Data entries for graphics:

** Begin **

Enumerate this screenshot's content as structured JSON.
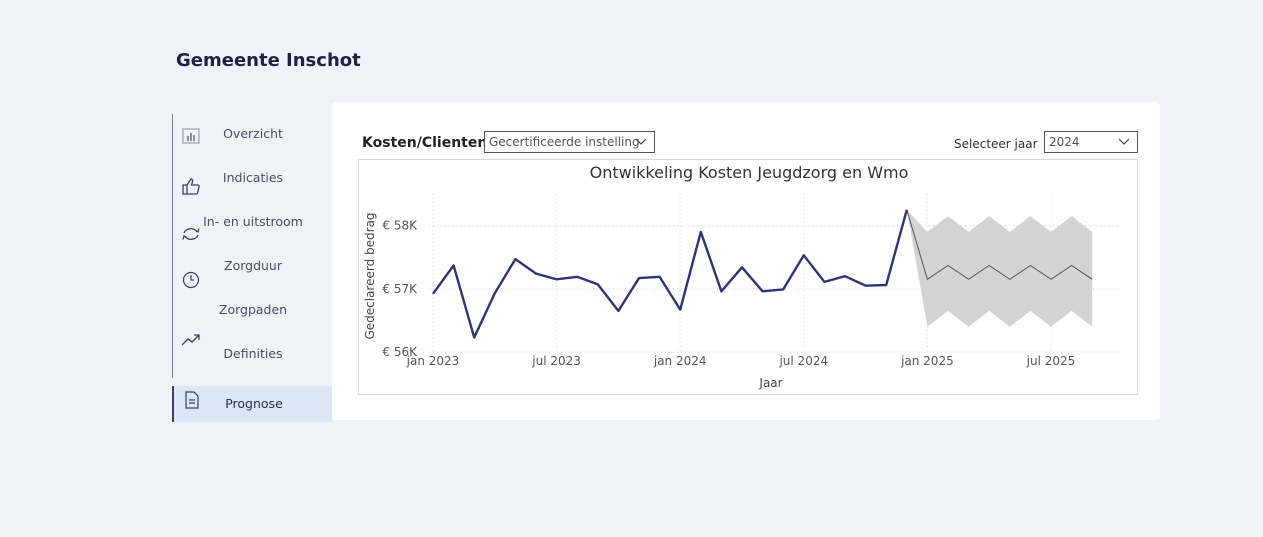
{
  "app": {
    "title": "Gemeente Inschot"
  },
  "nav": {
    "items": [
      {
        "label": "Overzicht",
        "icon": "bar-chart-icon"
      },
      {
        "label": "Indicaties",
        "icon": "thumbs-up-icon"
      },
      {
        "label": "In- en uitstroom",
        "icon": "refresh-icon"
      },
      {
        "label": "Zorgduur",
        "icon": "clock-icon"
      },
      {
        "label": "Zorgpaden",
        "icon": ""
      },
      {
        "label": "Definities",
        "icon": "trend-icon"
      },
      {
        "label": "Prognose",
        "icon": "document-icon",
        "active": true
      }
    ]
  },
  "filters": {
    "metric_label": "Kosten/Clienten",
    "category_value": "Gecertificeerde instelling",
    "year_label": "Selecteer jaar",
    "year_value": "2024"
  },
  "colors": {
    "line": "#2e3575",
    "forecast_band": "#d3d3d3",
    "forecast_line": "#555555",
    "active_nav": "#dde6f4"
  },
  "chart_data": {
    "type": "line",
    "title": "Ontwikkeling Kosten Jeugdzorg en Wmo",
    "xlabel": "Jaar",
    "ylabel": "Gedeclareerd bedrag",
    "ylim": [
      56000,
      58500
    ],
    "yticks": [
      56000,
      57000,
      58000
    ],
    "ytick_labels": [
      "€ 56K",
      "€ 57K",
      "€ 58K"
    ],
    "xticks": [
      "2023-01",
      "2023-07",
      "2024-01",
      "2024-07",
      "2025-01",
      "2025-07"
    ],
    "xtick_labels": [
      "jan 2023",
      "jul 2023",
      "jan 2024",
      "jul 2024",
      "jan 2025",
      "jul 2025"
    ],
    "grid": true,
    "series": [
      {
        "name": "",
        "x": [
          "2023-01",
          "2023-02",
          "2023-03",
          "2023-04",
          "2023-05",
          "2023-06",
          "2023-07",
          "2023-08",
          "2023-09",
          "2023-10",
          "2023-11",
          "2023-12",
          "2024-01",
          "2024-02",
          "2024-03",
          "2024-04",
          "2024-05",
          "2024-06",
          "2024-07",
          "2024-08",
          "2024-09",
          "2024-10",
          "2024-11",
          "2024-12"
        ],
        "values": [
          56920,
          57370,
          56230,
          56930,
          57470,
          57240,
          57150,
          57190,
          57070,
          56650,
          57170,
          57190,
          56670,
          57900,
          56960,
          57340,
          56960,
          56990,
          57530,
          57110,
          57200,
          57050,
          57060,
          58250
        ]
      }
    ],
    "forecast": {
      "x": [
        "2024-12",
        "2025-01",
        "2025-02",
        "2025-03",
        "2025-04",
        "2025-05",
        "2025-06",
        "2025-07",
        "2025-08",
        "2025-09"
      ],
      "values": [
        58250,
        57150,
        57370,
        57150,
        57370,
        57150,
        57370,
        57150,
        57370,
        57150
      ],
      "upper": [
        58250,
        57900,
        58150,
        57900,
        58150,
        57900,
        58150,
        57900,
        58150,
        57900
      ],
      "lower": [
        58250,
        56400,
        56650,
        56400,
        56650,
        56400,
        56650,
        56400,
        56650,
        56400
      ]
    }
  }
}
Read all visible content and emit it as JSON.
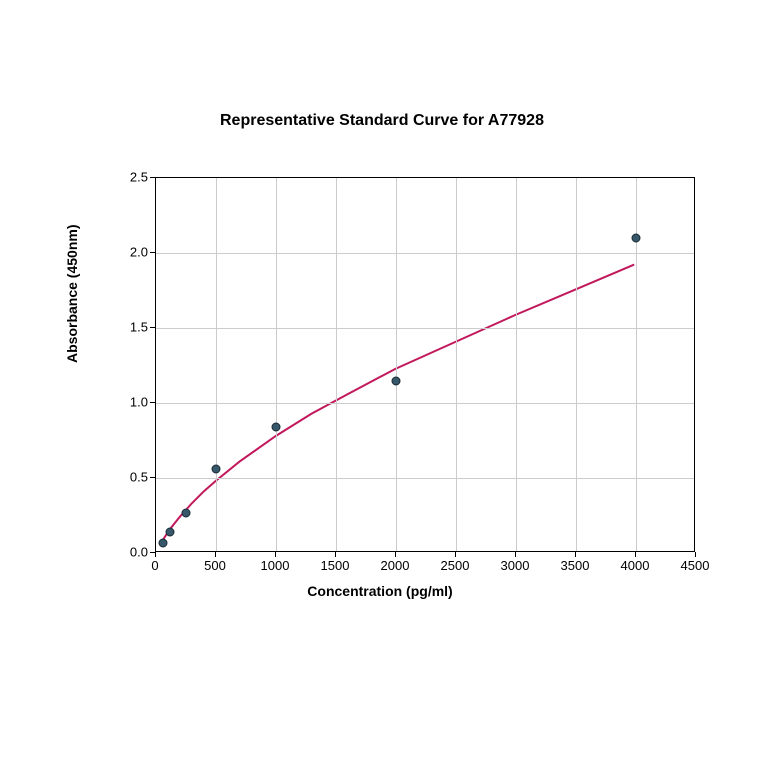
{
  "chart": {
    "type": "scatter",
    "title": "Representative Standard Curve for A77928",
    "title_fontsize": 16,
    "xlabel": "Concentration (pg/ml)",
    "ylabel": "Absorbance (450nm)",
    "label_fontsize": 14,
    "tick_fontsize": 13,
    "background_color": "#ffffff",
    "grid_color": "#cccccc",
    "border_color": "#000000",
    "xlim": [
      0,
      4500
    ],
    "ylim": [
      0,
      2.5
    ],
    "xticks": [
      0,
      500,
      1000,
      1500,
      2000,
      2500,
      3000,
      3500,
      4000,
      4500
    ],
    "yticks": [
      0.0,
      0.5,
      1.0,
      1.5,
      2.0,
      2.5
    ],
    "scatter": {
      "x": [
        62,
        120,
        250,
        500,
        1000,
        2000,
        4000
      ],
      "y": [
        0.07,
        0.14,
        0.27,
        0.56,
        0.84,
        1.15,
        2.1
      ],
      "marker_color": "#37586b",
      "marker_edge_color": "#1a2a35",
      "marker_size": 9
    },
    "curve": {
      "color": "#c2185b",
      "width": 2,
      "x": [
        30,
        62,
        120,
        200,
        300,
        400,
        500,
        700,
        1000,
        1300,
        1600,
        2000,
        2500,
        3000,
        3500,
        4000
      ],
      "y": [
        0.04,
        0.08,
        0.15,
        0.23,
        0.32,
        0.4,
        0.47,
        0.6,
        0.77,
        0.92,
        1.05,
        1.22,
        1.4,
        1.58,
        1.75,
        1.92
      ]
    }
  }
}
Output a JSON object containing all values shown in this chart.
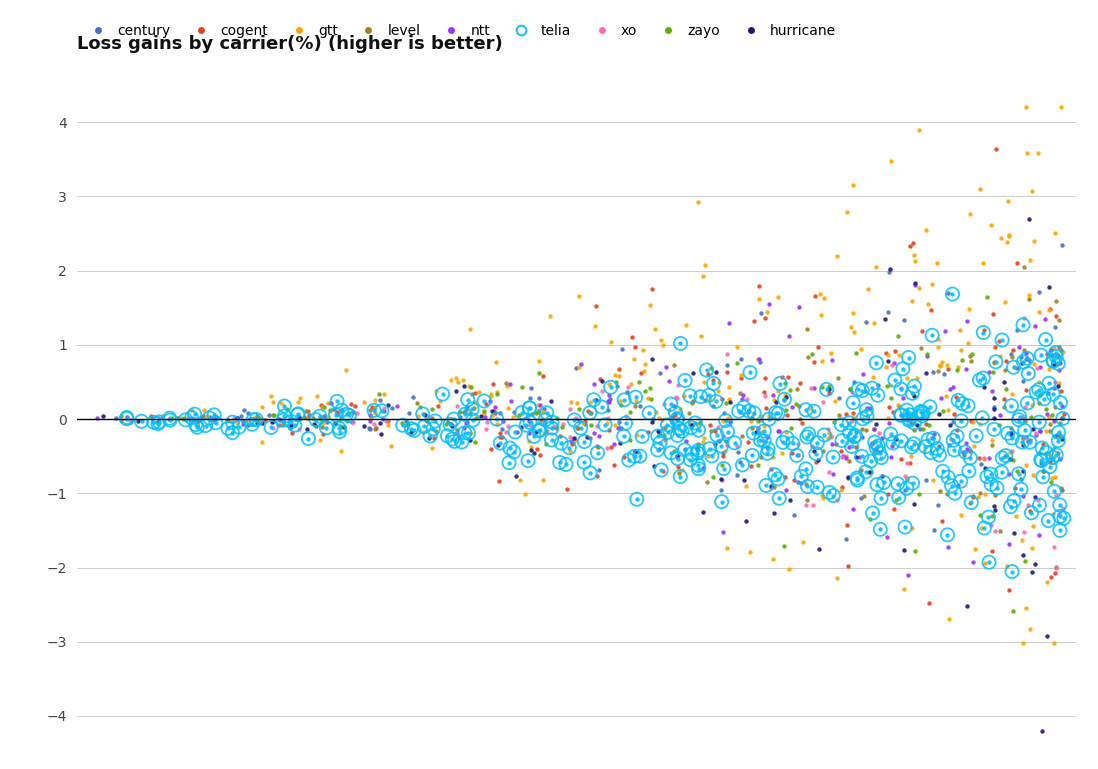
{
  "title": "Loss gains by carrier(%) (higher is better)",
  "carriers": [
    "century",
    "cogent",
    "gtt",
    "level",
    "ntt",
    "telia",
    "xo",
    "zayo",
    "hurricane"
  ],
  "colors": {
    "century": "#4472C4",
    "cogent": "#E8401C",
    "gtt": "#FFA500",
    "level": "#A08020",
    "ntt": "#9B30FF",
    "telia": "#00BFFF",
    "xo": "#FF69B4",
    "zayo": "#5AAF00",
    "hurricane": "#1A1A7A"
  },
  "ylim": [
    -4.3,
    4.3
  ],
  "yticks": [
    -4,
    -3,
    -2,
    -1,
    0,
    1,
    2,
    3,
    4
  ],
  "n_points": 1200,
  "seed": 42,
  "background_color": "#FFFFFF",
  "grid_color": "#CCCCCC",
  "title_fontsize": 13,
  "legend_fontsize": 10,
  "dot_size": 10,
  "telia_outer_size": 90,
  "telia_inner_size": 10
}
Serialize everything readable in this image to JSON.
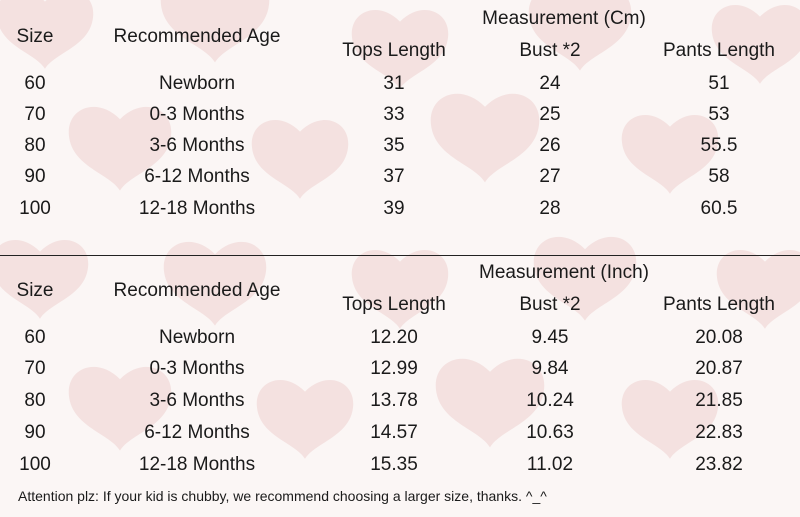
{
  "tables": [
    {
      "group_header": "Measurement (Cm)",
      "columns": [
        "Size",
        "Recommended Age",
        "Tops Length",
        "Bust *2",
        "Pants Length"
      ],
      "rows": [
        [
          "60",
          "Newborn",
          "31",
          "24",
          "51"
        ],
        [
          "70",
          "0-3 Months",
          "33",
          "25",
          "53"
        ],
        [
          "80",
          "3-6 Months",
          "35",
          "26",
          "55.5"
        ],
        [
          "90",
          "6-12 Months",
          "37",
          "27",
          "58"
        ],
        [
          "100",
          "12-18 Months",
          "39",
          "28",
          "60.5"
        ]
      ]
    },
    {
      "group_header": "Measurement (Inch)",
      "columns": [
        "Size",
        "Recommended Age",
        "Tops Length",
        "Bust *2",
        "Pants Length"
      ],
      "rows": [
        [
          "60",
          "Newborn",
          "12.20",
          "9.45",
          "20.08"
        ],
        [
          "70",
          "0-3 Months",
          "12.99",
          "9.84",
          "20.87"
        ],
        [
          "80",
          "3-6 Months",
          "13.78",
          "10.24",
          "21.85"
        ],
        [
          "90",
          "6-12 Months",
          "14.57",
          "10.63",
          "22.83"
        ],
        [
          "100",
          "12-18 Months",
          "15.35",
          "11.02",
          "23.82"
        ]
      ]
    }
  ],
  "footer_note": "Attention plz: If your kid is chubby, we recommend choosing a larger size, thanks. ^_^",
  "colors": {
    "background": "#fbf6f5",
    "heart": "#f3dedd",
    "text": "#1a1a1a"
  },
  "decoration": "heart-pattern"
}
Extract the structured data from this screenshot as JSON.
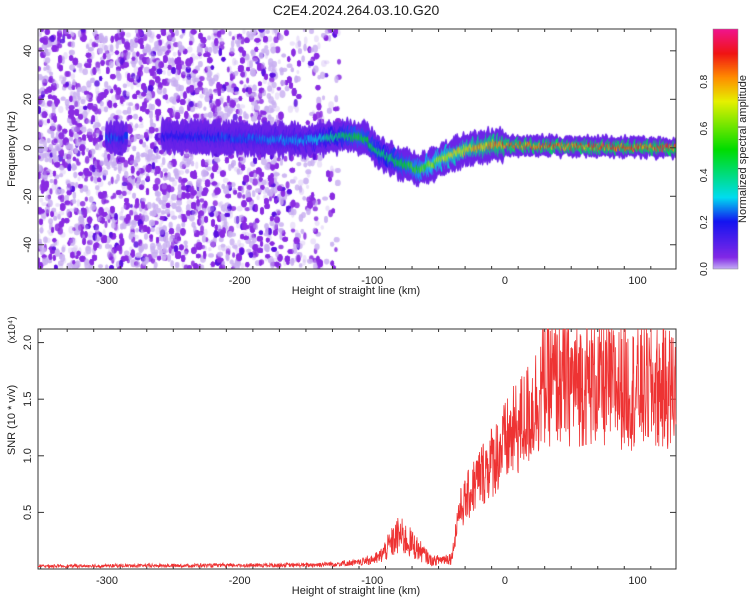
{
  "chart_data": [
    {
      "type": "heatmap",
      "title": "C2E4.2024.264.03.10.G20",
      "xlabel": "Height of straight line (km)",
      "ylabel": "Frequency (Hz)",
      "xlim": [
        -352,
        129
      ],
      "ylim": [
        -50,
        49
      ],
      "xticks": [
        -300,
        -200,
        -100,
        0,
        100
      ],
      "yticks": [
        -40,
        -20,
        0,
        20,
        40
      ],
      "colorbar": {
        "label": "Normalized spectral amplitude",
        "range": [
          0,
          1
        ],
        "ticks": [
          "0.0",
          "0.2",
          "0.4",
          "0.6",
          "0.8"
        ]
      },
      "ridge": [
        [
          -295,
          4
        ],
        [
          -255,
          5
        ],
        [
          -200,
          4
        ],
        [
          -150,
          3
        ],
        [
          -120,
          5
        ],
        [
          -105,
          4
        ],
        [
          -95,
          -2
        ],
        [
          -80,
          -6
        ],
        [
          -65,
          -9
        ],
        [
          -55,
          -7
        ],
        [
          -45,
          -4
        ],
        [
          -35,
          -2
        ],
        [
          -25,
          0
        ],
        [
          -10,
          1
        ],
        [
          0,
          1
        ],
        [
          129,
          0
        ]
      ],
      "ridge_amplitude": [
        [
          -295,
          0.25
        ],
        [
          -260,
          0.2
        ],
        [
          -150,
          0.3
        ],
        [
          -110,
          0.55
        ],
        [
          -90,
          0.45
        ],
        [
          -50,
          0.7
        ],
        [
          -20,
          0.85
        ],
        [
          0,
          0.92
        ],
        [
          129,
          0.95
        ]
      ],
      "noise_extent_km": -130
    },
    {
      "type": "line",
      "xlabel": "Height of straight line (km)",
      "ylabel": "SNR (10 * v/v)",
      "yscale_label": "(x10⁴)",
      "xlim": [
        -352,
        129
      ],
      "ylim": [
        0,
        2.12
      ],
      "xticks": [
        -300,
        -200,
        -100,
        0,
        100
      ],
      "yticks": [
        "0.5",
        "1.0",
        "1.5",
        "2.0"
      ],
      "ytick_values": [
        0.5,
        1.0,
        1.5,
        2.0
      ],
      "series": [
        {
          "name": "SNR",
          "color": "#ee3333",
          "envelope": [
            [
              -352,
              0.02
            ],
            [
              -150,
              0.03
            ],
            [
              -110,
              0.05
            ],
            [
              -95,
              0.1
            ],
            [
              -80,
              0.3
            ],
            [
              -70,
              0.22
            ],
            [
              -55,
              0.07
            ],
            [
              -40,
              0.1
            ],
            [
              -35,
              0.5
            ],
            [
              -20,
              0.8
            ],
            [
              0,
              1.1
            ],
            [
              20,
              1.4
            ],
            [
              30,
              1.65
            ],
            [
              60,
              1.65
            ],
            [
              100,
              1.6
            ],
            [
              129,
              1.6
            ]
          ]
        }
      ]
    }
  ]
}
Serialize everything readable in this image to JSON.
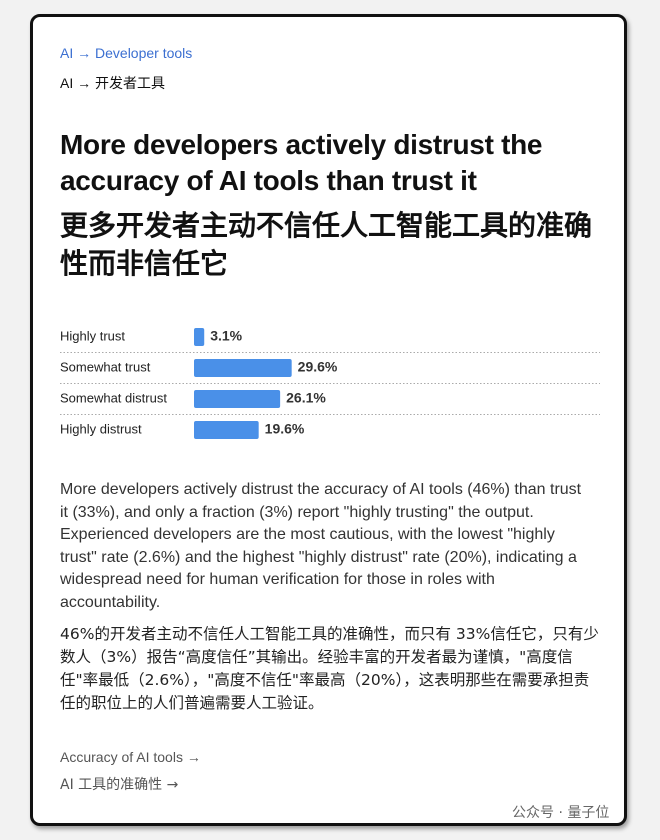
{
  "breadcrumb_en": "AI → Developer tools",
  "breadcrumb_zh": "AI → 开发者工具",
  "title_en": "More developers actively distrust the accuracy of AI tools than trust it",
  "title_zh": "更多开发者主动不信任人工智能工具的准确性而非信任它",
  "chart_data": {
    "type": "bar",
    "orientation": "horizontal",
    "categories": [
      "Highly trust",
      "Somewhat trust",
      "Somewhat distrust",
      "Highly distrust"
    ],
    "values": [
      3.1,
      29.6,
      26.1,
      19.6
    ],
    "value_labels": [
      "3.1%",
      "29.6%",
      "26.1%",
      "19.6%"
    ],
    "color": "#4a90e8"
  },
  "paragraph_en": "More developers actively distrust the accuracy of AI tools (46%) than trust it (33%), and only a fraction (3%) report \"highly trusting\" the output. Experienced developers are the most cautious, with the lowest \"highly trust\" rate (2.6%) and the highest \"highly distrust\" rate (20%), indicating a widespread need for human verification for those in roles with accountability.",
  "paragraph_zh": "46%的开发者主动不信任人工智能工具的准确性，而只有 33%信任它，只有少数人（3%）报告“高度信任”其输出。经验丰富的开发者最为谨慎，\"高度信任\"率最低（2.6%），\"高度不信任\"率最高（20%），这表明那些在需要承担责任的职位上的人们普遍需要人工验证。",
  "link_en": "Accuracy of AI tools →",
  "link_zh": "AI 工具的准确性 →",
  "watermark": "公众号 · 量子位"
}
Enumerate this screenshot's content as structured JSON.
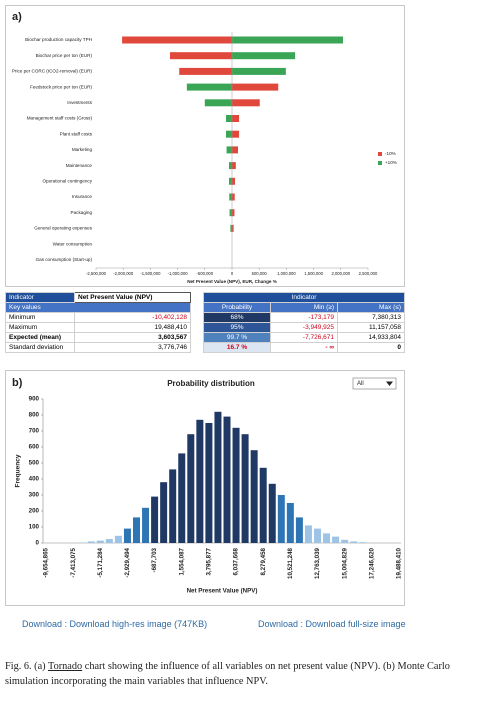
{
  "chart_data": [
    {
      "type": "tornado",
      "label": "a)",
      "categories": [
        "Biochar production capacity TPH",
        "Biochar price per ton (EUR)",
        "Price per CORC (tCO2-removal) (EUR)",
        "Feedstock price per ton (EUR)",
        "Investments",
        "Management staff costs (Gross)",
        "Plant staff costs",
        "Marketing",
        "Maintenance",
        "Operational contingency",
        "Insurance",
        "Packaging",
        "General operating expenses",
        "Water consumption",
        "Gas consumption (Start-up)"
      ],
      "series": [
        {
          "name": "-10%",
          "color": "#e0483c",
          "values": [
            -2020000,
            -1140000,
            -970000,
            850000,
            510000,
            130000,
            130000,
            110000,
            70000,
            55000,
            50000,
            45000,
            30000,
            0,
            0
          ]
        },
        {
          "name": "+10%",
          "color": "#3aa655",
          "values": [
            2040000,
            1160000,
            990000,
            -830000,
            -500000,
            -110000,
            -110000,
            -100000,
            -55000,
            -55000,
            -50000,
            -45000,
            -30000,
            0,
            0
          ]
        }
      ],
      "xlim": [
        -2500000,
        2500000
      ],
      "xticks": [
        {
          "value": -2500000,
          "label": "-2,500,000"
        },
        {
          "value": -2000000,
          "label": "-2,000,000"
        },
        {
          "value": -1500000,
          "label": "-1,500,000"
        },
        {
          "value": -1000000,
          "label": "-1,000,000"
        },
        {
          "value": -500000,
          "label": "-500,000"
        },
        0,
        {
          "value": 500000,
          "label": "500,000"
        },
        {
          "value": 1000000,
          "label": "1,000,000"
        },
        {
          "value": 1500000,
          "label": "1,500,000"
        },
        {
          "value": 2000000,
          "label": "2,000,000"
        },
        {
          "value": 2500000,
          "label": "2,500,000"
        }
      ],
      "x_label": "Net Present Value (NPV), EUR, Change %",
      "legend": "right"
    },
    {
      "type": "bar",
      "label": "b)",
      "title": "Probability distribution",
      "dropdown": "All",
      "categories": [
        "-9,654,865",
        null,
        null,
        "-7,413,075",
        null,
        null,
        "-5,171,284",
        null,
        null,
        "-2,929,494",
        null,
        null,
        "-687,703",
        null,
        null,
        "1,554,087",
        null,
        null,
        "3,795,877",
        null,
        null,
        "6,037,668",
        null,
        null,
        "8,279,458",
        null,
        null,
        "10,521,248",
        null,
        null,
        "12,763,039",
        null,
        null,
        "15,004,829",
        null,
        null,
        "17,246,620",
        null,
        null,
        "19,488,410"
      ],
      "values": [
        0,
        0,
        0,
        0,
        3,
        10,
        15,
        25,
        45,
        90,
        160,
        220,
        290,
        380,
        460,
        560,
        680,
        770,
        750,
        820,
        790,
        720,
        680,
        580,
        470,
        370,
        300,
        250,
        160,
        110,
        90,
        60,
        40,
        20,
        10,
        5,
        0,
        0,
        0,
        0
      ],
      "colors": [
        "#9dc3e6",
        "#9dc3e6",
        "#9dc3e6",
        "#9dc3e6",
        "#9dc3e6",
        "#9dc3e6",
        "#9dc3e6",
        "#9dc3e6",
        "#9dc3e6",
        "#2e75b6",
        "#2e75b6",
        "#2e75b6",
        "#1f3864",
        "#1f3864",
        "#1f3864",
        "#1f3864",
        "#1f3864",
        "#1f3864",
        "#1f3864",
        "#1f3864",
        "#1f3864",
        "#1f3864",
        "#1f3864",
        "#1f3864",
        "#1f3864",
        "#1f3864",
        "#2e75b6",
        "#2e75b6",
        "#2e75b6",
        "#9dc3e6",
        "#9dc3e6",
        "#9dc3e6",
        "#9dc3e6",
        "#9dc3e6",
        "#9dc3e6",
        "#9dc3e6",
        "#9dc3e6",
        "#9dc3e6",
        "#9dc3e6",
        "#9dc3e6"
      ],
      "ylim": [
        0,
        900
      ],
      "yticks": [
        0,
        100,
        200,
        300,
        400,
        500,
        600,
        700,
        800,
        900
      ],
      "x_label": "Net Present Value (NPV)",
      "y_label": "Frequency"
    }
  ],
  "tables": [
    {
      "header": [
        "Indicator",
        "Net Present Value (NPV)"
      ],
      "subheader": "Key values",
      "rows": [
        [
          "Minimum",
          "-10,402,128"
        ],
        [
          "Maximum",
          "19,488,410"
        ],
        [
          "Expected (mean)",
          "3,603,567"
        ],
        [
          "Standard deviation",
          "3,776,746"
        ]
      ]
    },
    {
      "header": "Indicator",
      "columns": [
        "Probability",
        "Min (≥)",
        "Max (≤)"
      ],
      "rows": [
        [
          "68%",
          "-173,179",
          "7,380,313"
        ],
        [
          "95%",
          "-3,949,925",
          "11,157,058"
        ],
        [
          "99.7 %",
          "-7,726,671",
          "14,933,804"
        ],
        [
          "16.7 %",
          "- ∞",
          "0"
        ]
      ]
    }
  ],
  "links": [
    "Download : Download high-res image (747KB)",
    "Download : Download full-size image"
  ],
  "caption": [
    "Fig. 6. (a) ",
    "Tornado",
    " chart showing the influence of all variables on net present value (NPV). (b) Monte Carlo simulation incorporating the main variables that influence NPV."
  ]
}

** End **

## GIVEN REQUEST
Which lines contain the word "heart"? Copy each one.

## FULL RESPONSE
    "heart": "#f3dedd",
  "decoration": "heart-pattern"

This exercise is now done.